----- WORKING DATA -----
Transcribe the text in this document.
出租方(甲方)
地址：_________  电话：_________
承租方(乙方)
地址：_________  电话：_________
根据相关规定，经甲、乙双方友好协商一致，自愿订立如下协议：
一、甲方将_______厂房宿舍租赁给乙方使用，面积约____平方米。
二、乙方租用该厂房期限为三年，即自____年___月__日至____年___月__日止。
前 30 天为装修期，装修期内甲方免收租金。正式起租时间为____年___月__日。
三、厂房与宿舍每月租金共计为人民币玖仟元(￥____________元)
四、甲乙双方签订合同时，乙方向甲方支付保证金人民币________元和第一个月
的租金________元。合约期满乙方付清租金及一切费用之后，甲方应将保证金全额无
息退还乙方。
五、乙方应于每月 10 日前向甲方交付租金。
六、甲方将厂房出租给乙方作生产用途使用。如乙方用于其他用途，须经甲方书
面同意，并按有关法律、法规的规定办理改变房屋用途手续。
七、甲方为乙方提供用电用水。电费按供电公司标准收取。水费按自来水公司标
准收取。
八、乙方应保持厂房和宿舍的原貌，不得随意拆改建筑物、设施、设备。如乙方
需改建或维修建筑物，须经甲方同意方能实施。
-----
All of the data shown above must be copied exactly.

Transcribe the text in this document.
出租方(甲方)
地址：_________  电话：_________
承租方(乙方)
地址：_________  电话：_________
根据相关规定，经甲、乙双方友好协商一致，自愿订立如下协议：
一、甲方将_______厂房宿舍租赁给乙方使用，面积约____平方米。
二、乙方租用该厂房期限为三年，即自____年___月__日至____年___月__日止。
前 30 天为装修期，装修期内甲方免收租金。正式起租时间为____年___月__日。
三、厂房与宿舍每月租金共计为人民币玖仟元(￥____________元)
四、甲乙双方签订合同时，乙方向甲方支付保证金人民币________元和第一个月
的租金________元。合约期满乙方付清租金及一切费用之后，甲方应将保证金全额无
息退还乙方。
五、乙方应于每月 10 日前向甲方交付租金。
六、甲方将厂房出租给乙方作生产用途使用。如乙方用于其他用途，须经甲方书
面同意，并按有关法律、法规的规定办理改变房屋用途手续。
七、甲方为乙方提供用电用水。电费按供电公司标准收取。水费按自来水公司标
准收取。
八、乙方应保持厂房和宿舍的原貌，不得随意拆改建筑物、设施、设备。如乙方
需改建或维修建筑物，须经甲方同意方能实施。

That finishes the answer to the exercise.